■ **TASK REQUIREMENTS**
Answer these questions from the passage on antibody responses to prostate-associated proteins:
(a) Which two kinds of agents have shown evidence of anti-tumor effect in prostate cancer clinical trials?
(b) Which immunologically recognized surrogate antigens are named for breast cancer?
(c) In whose sera are the cancer-testis antigens identified in this report recognized?

■ **TEXT PASSAGE**
================
Finally, the identification of antibody responses to multiple prostate-associated proteins provides us a potential tool for the evaluation of immune responses to the prostate. For example, in addition to antigen-specific immunotherapies, many new immune-based therapies have entered clinical testing for which there is not a defined target antigen. In the case of prostate cancer, agents such as cell-based vaccines and T-cell checkpoint inhibitors have shown evidence of anti-tumor effect in clinical trials (32
). A challenge in the development of these therapies, however, has been the absence of biomarkers for tumor-specific immunological effect that are associated with clinical responses. Studies with anti-CTLA-4 monoclonal antibodies, in particular, have sought to identify whether amplification of other T-cell co-stimulatory molecules (35
), or antibodies to defined antigenic tumor-associated proteins (33
), might be useful as biomarkers. For whole cell tumor vaccines where there is not a specific defined antigen being targeted, surrogate antigens known to be expressed by the tumor vaccine have been used as a means of monitoring immune responses from the vaccine (37
). The use of immunologically-recognized surrogate antigens, including HER-2/neu, MUC1 and p53, has been possible in the case of breast cancer where IgG responses to these antigens have been identified. In the case of prostate cancer, however, there has not been a defined panel of commonly recognized antigenic proteins. Most of the antigens identified in this report are not specifically expressed in prostate tissue, and the cancer-testis antigens identified here are recognized in sera from patients with different malignancies. Nonetheless, the antigens identified might still serve as a panel of gene products commonly associated with prostate inflammation. Future studies will explore whether IgG responses to other members of this panel are similarly recognized in other malignancies or other inflammatory conditions. As new immune-based and immune-modulating agents are developed, it will be important to establish tools able to define whether immune responses to specific tumors are elicited. The ability to rapidly evaluate antibody responses to a panel of commonly recognized antigens, such as we report here, before or after treatment could be useful in these determinations.
================
Document structure recognition data
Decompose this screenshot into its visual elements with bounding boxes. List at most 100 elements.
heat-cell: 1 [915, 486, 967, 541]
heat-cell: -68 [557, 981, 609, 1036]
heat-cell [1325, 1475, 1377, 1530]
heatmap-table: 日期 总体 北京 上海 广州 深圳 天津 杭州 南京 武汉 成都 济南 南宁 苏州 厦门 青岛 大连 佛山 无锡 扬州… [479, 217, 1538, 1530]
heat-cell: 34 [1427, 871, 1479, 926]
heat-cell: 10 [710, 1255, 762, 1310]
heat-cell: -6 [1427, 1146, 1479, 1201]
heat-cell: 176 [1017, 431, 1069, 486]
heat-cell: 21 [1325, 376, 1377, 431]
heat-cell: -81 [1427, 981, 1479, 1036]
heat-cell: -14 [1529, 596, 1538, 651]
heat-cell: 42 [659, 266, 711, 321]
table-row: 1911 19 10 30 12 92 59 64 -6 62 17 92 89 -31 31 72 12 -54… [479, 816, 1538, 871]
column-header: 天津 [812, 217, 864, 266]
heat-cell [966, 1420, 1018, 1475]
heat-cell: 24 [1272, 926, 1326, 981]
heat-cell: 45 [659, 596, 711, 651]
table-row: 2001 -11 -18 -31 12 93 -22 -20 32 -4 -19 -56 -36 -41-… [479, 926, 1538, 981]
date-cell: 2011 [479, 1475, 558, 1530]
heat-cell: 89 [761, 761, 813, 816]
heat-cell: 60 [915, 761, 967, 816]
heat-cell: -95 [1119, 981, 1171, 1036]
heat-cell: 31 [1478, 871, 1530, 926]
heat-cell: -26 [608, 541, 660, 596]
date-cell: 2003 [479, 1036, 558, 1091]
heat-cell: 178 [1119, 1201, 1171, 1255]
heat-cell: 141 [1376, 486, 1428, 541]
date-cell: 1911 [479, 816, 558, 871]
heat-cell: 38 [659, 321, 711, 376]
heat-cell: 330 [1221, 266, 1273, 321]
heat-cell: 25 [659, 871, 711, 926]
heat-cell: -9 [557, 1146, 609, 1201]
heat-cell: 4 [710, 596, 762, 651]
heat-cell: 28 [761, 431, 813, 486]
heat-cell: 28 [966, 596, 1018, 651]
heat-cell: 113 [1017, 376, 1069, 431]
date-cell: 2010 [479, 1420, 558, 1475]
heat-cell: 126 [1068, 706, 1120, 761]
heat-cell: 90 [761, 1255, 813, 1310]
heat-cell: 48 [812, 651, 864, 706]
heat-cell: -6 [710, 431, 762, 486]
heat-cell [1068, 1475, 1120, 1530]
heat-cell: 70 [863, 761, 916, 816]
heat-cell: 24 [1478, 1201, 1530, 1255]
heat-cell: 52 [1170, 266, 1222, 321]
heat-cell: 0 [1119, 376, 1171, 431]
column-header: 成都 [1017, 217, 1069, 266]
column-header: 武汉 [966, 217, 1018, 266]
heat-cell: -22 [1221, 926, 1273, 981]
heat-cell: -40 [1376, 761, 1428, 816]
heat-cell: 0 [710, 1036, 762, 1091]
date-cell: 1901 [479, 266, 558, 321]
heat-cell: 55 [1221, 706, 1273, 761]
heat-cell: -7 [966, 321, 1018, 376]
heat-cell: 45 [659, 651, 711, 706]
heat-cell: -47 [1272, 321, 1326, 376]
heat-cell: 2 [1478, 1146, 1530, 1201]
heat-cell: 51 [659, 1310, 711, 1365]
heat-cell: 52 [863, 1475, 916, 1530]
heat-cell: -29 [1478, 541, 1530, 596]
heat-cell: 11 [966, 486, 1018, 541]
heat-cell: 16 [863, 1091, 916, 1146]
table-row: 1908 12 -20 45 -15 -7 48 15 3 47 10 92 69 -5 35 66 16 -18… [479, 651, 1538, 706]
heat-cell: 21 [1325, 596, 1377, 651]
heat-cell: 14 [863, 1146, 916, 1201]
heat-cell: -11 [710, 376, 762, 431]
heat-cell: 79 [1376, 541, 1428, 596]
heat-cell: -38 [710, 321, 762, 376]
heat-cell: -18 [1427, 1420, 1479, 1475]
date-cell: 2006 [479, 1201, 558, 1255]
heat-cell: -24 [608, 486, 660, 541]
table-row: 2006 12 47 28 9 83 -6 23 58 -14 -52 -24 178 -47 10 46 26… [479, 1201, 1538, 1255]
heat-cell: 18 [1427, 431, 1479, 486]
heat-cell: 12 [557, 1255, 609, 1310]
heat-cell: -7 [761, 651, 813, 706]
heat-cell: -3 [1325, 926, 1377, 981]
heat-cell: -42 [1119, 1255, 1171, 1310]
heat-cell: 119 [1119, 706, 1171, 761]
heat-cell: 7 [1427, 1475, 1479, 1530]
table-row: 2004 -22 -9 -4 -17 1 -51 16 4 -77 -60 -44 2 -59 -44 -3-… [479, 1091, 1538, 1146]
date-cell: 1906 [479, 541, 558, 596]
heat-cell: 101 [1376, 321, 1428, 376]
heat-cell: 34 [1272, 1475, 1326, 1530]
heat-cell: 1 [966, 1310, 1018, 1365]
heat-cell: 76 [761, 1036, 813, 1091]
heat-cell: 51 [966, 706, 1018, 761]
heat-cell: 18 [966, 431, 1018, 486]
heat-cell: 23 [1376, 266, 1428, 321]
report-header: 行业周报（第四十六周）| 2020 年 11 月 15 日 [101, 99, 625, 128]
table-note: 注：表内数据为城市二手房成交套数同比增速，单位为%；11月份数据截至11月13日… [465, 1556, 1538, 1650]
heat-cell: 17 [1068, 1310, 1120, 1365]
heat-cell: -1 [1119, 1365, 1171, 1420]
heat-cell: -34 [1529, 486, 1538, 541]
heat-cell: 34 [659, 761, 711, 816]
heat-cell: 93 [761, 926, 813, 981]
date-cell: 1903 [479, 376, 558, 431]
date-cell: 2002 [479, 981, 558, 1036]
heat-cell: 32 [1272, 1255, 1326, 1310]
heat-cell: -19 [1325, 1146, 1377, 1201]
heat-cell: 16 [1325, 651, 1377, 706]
================
■ **YOUR RESPONSE**
(a) Cell-based vaccines and T-cell checkpoint inhibitors.
(b) HER-2/neu, MUC1 and p53.
(c) In sera from patients with different malignancies.